• Stated exercise:
Transcribe the full listing below exactly.

====== Records shown ======

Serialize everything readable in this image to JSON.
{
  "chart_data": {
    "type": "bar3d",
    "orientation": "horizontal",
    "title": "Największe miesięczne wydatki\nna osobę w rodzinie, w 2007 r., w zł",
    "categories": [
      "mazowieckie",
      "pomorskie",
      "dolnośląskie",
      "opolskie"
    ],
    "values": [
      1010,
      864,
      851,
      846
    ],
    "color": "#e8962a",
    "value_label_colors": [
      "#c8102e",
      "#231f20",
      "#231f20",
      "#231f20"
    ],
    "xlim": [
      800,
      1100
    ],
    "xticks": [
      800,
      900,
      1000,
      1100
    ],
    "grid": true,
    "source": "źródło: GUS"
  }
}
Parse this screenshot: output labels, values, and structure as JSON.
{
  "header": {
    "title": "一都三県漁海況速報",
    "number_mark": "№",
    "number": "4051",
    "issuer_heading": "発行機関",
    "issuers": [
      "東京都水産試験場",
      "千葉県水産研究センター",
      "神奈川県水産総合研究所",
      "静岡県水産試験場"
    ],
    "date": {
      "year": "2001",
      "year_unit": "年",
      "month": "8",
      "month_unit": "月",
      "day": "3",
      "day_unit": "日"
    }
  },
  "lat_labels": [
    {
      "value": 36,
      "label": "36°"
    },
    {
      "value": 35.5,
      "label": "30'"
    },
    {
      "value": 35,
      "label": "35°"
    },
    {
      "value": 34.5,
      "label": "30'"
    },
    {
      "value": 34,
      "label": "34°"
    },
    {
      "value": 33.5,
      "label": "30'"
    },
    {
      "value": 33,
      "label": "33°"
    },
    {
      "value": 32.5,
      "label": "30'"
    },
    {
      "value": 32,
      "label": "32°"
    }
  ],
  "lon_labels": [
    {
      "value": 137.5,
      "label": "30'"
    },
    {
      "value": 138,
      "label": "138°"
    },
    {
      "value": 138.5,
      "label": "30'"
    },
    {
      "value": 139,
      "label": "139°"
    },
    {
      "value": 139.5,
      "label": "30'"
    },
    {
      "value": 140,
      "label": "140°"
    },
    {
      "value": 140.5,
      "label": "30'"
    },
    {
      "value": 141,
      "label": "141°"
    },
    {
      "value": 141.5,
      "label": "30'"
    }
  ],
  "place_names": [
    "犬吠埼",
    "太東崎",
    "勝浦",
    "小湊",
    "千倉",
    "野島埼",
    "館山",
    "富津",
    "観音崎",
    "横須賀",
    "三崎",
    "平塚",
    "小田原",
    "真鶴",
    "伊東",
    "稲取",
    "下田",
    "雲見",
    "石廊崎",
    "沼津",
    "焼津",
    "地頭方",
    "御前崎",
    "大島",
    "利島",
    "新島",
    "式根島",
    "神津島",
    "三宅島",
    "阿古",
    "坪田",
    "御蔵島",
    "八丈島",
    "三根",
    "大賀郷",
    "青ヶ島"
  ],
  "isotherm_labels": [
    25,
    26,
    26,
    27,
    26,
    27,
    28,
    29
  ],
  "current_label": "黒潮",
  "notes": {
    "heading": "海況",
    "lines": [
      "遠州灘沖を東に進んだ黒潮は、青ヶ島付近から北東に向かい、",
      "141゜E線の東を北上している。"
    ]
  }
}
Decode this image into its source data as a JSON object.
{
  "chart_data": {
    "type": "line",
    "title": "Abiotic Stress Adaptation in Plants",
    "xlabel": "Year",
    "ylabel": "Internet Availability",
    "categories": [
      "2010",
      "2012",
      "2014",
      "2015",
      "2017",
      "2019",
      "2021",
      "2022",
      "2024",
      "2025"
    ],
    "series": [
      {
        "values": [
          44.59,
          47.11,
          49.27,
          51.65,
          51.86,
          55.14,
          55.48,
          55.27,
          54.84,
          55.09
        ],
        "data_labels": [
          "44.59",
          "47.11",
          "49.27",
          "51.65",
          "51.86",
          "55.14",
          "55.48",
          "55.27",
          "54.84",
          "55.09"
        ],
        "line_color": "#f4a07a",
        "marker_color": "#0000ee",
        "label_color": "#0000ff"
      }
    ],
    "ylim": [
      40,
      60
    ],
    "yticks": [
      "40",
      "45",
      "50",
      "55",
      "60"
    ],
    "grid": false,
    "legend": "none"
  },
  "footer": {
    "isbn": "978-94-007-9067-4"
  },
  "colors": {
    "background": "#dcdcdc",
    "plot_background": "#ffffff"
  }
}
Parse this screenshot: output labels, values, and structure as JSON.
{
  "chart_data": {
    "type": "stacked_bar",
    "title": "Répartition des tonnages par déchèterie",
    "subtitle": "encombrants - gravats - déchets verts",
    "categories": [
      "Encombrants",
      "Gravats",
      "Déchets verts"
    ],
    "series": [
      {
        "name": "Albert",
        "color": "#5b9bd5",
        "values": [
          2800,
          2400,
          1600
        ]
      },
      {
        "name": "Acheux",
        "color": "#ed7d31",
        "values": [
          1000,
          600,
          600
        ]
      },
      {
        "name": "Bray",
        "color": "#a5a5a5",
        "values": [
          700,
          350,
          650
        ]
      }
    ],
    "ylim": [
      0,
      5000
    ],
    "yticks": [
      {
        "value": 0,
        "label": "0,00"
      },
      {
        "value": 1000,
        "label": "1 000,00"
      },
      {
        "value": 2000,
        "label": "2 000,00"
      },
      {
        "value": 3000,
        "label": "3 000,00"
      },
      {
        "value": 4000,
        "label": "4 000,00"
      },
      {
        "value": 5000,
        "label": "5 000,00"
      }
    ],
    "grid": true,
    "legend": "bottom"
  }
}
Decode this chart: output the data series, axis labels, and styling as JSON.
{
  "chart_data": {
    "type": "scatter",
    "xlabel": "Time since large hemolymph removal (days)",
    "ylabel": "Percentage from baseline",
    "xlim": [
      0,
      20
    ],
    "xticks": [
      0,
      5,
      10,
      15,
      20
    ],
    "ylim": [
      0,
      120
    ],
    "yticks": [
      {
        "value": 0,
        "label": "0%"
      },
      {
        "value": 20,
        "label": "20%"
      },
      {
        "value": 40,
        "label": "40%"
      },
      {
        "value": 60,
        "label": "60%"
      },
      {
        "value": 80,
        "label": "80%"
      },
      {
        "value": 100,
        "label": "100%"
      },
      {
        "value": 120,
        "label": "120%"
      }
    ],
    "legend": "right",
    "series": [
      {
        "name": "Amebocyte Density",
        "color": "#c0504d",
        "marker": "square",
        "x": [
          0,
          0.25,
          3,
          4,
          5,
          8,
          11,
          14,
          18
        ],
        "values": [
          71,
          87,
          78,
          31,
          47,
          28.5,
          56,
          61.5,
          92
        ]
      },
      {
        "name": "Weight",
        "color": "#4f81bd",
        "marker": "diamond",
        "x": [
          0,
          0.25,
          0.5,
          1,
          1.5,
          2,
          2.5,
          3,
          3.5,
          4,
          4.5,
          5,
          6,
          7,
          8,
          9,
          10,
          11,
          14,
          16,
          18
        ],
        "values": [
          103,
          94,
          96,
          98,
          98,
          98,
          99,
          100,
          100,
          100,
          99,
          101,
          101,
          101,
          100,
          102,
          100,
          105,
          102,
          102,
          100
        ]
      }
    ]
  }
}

======

• Finished task:
Serialize everything readable in this image to JSON.
{
  "chart_data": {
    "type": "bar3d",
    "orientation": "horizontal",
    "title": "Największe miesięczne wydatki\nna osobę w rodzinie, w 2007 r., w zł",
    "categories": [
      "mazowieckie",
      "pomorskie",
      "dolnośląskie",
      "opolskie"
    ],
    "values": [
      1010,
      864,
      851,
      846
    ],
    "color": "#e8962a",
    "value_label_colors": [
      "#c8102e",
      "#231f20",
      "#231f20",
      "#231f20"
    ],
    "xlim": [
      800,
      1100
    ],
    "xticks": [
      800,
      900,
      1000,
      1100
    ],
    "grid": true,
    "source": "źródło: GUS"
  }
}
Parse this screenshot: output labels, values, and structure as JSON.
{
  "header": {
    "title": "一都三県漁海況速報",
    "number_mark": "№",
    "number": "4051",
    "issuer_heading": "発行機関",
    "issuers": [
      "東京都水産試験場",
      "千葉県水産研究センター",
      "神奈川県水産総合研究所",
      "静岡県水産試験場"
    ],
    "date": {
      "year": "2001",
      "year_unit": "年",
      "month": "8",
      "month_unit": "月",
      "day": "3",
      "day_unit": "日"
    }
  },
  "lat_labels": [
    {
      "value": 36,
      "label": "36°"
    },
    {
      "value": 35.5,
      "label": "30'"
    },
    {
      "value": 35,
      "label": "35°"
    },
    {
      "value": 34.5,
      "label": "30'"
    },
    {
      "value": 34,
      "label": "34°"
    },
    {
      "value": 33.5,
      "label": "30'"
    },
    {
      "value": 33,
      "label": "33°"
    },
    {
      "value": 32.5,
      "label": "30'"
    },
    {
      "value": 32,
      "label": "32°"
    }
  ],
  "lon_labels": [
    {
      "value": 137.5,
      "label": "30'"
    },
    {
      "value": 138,
      "label": "138°"
    },
    {
      "value": 138.5,
      "label": "30'"
    },
    {
      "value": 139,
      "label": "139°"
    },
    {
      "value": 139.5,
      "label": "30'"
    },
    {
      "value": 140,
      "label": "140°"
    },
    {
      "value": 140.5,
      "label": "30'"
    },
    {
      "value": 141,
      "label": "141°"
    },
    {
      "value": 141.5,
      "label": "30'"
    }
  ],
  "place_names": [
    "犬吠埼",
    "太東崎",
    "勝浦",
    "小湊",
    "千倉",
    "野島埼",
    "館山",
    "富津",
    "観音崎",
    "横須賀",
    "三崎",
    "平塚",
    "小田原",
    "真鶴",
    "伊東",
    "稲取",
    "下田",
    "雲見",
    "石廊崎",
    "沼津",
    "焼津",
    "地頭方",
    "御前崎",
    "大島",
    "利島",
    "新島",
    "式根島",
    "神津島",
    "三宅島",
    "阿古",
    "坪田",
    "御蔵島",
    "八丈島",
    "三根",
    "大賀郷",
    "青ヶ島"
  ],
  "isotherm_labels": [
    25,
    26,
    26,
    27,
    26,
    27,
    28,
    29
  ],
  "current_label": "黒潮",
  "notes": {
    "heading": "海況",
    "lines": [
      "遠州灘沖を東に進んだ黒潮は、青ヶ島付近から北東に向かい、",
      "141゜E線の東を北上している。"
    ]
  }
}
Decode this image into its source data as a JSON object.
{
  "chart_data": {
    "type": "line",
    "title": "Abiotic Stress Adaptation in Plants",
    "xlabel": "Year",
    "ylabel": "Internet Availability",
    "categories": [
      "2010",
      "2012",
      "2014",
      "2015",
      "2017",
      "2019",
      "2021",
      "2022",
      "2024",
      "2025"
    ],
    "series": [
      {
        "values": [
          44.59,
          47.11,
          49.27,
          51.65,
          51.86,
          55.14,
          55.48,
          55.27,
          54.84,
          55.09
        ],
        "data_labels": [
          "44.59",
          "47.11",
          "49.27",
          "51.65",
          "51.86",
          "55.14",
          "55.48",
          "55.27",
          "54.84",
          "55.09"
        ],
        "line_color": "#f4a07a",
        "marker_color": "#0000ee",
        "label_color": "#0000ff"
      }
    ],
    "ylim": [
      40,
      60
    ],
    "yticks": [
      "40",
      "45",
      "50",
      "55",
      "60"
    ],
    "grid": false,
    "legend": "none"
  },
  "footer": {
    "isbn": "978-94-007-9067-4"
  },
  "colors": {
    "background": "#dcdcdc",
    "plot_background": "#ffffff"
  }
}
Parse this screenshot: output labels, values, and structure as JSON.
{
  "chart_data": {
    "type": "stacked_bar",
    "title": "Répartition des tonnages par déchèterie",
    "subtitle": "encombrants - gravats - déchets verts",
    "categories": [
      "Encombrants",
      "Gravats",
      "Déchets verts"
    ],
    "series": [
      {
        "name": "Albert",
        "color": "#5b9bd5",
        "values": [
          2800,
          2400,
          1600
        ]
      },
      {
        "name": "Acheux",
        "color": "#ed7d31",
        "values": [
          1000,
          600,
          600
        ]
      },
      {
        "name": "Bray",
        "color": "#a5a5a5",
        "values": [
          700,
          350,
          650
        ]
      }
    ],
    "ylim": [
      0,
      5000
    ],
    "yticks": [
      {
        "value": 0,
        "label": "0,00"
      },
      {
        "value": 1000,
        "label": "1 000,00"
      },
      {
        "value": 2000,
        "label": "2 000,00"
      },
      {
        "value": 3000,
        "label": "3 000,00"
      },
      {
        "value": 4000,
        "label": "4 000,00"
      },
      {
        "value": 5000,
        "label": "5 000,00"
      }
    ],
    "grid": true,
    "legend": "bottom"
  }
}
Decode this chart: output the data series, axis labels, and styling as JSON.
{
  "chart_data": {
    "type": "scatter",
    "xlabel": "Time since large hemolymph removal (days)",
    "ylabel": "Percentage from baseline",
    "xlim": [
      0,
      20
    ],
    "xticks": [
      0,
      5,
      10,
      15,
      20
    ],
    "ylim": [
      0,
      120
    ],
    "yticks": [
      {
        "value": 0,
        "label": "0%"
      },
      {
        "value": 20,
        "label": "20%"
      },
      {
        "value": 40,
        "label": "40%"
      },
      {
        "value": 60,
        "label": "60%"
      },
      {
        "value": 80,
        "label": "80%"
      },
      {
        "value": 100,
        "label": "100%"
      },
      {
        "value": 120,
        "label": "120%"
      }
    ],
    "legend": "right",
    "series": [
      {
        "name": "Amebocyte Density",
        "color": "#c0504d",
        "marker": "square",
        "x": [
          0,
          0.25,
          3,
          4,
          5,
          8,
          11,
          14,
          18
        ],
        "values": [
          71,
          87,
          78,
          31,
          47,
          28.5,
          56,
          61.5,
          92
        ]
      },
      {
        "name": "Weight",
        "color": "#4f81bd",
        "marker": "diamond",
        "x": [
          0,
          0.25,
          0.5,
          1,
          1.5,
          2,
          2.5,
          3,
          3.5,
          4,
          4.5,
          5,
          6,
          7,
          8,
          9,
          10,
          11,
          14,
          16,
          18
        ],
        "values": [
          103,
          94,
          96,
          98,
          98,
          98,
          99,
          100,
          100,
          100,
          99,
          101,
          101,
          101,
          100,
          102,
          100,
          105,
          102,
          102,
          100
        ]
      }
    ]
  }
}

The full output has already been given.